[Goal]: Repeat each line exactly, leaving nothing out.

— begin Data in this exercise —

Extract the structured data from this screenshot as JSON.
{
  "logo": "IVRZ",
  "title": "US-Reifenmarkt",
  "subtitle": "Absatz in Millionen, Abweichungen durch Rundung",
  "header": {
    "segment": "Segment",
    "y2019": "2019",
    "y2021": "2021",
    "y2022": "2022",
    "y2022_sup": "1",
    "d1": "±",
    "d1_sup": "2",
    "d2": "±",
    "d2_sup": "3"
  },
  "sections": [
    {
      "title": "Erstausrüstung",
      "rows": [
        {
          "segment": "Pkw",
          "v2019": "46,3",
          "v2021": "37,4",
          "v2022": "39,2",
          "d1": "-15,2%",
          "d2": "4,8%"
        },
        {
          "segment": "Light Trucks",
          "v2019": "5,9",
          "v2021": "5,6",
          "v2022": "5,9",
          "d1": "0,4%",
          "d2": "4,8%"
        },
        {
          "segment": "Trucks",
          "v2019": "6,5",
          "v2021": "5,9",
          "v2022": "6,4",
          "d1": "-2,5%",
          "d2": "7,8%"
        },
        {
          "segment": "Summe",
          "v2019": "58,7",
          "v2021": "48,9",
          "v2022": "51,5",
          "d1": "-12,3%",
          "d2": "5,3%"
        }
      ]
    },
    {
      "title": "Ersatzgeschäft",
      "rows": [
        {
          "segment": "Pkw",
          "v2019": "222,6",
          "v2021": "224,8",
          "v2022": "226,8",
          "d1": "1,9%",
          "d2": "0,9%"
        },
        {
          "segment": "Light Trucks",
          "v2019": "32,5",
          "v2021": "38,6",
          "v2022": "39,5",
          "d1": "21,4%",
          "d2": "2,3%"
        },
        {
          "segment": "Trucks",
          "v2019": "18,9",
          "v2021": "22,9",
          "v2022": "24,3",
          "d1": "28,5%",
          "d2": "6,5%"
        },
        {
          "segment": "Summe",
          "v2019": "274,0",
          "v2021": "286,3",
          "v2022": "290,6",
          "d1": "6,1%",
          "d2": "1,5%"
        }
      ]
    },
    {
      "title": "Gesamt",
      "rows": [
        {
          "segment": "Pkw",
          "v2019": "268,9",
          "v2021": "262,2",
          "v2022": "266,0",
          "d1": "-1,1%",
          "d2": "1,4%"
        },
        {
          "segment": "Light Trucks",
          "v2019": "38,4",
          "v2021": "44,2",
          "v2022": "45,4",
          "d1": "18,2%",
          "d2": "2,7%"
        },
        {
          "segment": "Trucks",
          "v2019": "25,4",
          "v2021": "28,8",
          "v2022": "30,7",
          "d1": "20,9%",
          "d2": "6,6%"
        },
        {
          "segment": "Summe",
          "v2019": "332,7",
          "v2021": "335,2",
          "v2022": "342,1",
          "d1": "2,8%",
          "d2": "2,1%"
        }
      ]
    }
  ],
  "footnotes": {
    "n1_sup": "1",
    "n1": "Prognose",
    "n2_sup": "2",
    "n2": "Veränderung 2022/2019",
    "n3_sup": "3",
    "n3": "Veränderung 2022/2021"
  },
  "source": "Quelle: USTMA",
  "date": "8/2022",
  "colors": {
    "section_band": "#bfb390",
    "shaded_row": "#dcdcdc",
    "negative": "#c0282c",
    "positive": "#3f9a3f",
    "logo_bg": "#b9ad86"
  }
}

— end Data in this exercise —

[Output of the task]:
Extract the structured data from this screenshot as JSON.
{
  "logo": "IVRZ",
  "title": "US-Reifenmarkt",
  "subtitle": "Absatz in Millionen, Abweichungen durch Rundung",
  "header": {
    "segment": "Segment",
    "y2019": "2019",
    "y2021": "2021",
    "y2022": "2022",
    "y2022_sup": "1",
    "d1": "±",
    "d1_sup": "2",
    "d2": "±",
    "d2_sup": "3"
  },
  "sections": [
    {
      "title": "Erstausrüstung",
      "rows": [
        {
          "segment": "Pkw",
          "v2019": "46,3",
          "v2021": "37,4",
          "v2022": "39,2",
          "d1": "-15,2%",
          "d2": "4,8%"
        },
        {
          "segment": "Light Trucks",
          "v2019": "5,9",
          "v2021": "5,6",
          "v2022": "5,9",
          "d1": "0,4%",
          "d2": "4,8%"
        },
        {
          "segment": "Trucks",
          "v2019": "6,5",
          "v2021": "5,9",
          "v2022": "6,4",
          "d1": "-2,5%",
          "d2": "7,8%"
        },
        {
          "segment": "Summe",
          "v2019": "58,7",
          "v2021": "48,9",
          "v2022": "51,5",
          "d1": "-12,3%",
          "d2": "5,3%"
        }
      ]
    },
    {
      "title": "Ersatzgeschäft",
      "rows": [
        {
          "segment": "Pkw",
          "v2019": "222,6",
          "v2021": "224,8",
          "v2022": "226,8",
          "d1": "1,9%",
          "d2": "0,9%"
        },
        {
          "segment": "Light Trucks",
          "v2019": "32,5",
          "v2021": "38,6",
          "v2022": "39,5",
          "d1": "21,4%",
          "d2": "2,3%"
        },
        {
          "segment": "Trucks",
          "v2019": "18,9",
          "v2021": "22,9",
          "v2022": "24,3",
          "d1": "28,5%",
          "d2": "6,5%"
        },
        {
          "segment": "Summe",
          "v2019": "274,0",
          "v2021": "286,3",
          "v2022": "290,6",
          "d1": "6,1%",
          "d2": "1,5%"
        }
      ]
    },
    {
      "title": "Gesamt",
      "rows": [
        {
          "segment": "Pkw",
          "v2019": "268,9",
          "v2021": "262,2",
          "v2022": "266,0",
          "d1": "-1,1%",
          "d2": "1,4%"
        },
        {
          "segment": "Light Trucks",
          "v2019": "38,4",
          "v2021": "44,2",
          "v2022": "45,4",
          "d1": "18,2%",
          "d2": "2,7%"
        },
        {
          "segment": "Trucks",
          "v2019": "25,4",
          "v2021": "28,8",
          "v2022": "30,7",
          "d1": "20,9%",
          "d2": "6,6%"
        },
        {
          "segment": "Summe",
          "v2019": "332,7",
          "v2021": "335,2",
          "v2022": "342,1",
          "d1": "2,8%",
          "d2": "2,1%"
        }
      ]
    }
  ],
  "footnotes": {
    "n1_sup": "1",
    "n1": "Prognose",
    "n2_sup": "2",
    "n2": "Veränderung 2022/2019",
    "n3_sup": "3",
    "n3": "Veränderung 2022/2021"
  },
  "source": "Quelle: USTMA",
  "date": "8/2022",
  "colors": {
    "section_band": "#bfb390",
    "shaded_row": "#dcdcdc",
    "negative": "#c0282c",
    "positive": "#3f9a3f",
    "logo_bg": "#b9ad86"
  }
}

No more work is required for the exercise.